• [MATERIAL TO PROCESS]
● ● ●

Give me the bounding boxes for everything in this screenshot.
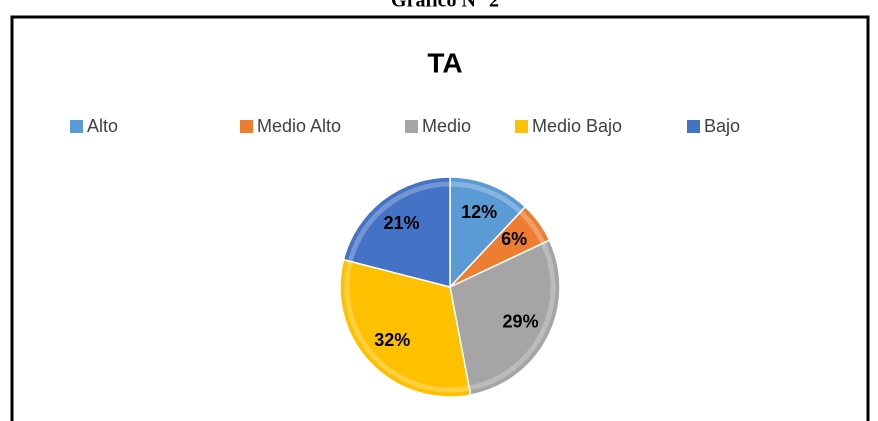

● ● ●

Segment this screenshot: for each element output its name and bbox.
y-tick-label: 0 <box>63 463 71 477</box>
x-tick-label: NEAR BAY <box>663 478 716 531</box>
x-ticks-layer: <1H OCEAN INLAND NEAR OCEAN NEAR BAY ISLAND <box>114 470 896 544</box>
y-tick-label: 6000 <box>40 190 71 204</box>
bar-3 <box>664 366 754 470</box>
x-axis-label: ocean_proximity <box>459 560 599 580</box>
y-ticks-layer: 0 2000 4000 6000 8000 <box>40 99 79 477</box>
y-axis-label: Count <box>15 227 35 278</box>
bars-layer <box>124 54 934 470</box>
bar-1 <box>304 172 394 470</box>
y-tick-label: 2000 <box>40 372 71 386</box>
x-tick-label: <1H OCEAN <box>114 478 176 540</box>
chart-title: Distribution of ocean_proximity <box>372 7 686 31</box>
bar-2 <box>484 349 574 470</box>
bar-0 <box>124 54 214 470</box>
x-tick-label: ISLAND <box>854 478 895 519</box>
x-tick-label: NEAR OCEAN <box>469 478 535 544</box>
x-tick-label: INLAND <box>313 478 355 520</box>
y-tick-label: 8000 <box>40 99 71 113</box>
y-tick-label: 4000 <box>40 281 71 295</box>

● ● ●

• [AIM OF THE TASK]
Pick out every line in the entries above that contains the word "this", and copy each one in full.

• [CORRECT RESPONSE]
Give me the bounding boxes for everything in this screenshot.
Segment this screenshot: for each element output its name and bbox.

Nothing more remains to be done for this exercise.